> **Required work**
Reproduce every record exactly as it appears, but not the pictures.

> **Data in this exercise**
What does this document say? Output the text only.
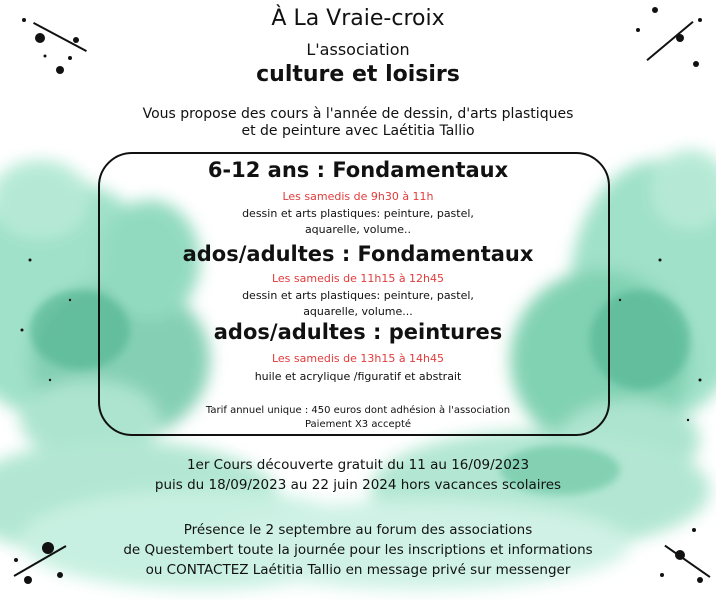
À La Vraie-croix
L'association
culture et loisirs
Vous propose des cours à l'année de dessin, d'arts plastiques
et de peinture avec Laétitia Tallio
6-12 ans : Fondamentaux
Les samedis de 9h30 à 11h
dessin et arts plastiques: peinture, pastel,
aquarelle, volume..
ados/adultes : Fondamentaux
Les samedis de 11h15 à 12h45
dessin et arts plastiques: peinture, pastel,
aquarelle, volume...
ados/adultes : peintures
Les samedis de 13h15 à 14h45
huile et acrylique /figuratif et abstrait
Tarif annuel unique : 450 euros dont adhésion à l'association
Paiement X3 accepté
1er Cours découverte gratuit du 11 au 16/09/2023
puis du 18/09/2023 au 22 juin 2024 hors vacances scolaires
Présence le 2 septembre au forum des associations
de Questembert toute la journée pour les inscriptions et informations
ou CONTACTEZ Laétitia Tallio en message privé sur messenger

> **Expected output**
What does this document say? Output the text only.
À La Vraie-croix
L'association
culture et loisirs
Vous propose des cours à l'année de dessin, d'arts plastiques
et de peinture avec Laétitia Tallio
6-12 ans : Fondamentaux
Les samedis de 9h30 à 11h
dessin et arts plastiques: peinture, pastel,
aquarelle, volume..
ados/adultes : Fondamentaux
Les samedis de 11h15 à 12h45
dessin et arts plastiques: peinture, pastel,
aquarelle, volume...
ados/adultes : peintures
Les samedis de 13h15 à 14h45
huile et acrylique /figuratif et abstrait
Tarif annuel unique : 450 euros dont adhésion à l'association
Paiement X3 accepté
1er Cours découverte gratuit du 11 au 16/09/2023
puis du 18/09/2023 au 22 juin 2024 hors vacances scolaires
Présence le 2 septembre au forum des associations
de Questembert toute la journée pour les inscriptions et informations
ou CONTACTEZ Laétitia Tallio en message privé sur messenger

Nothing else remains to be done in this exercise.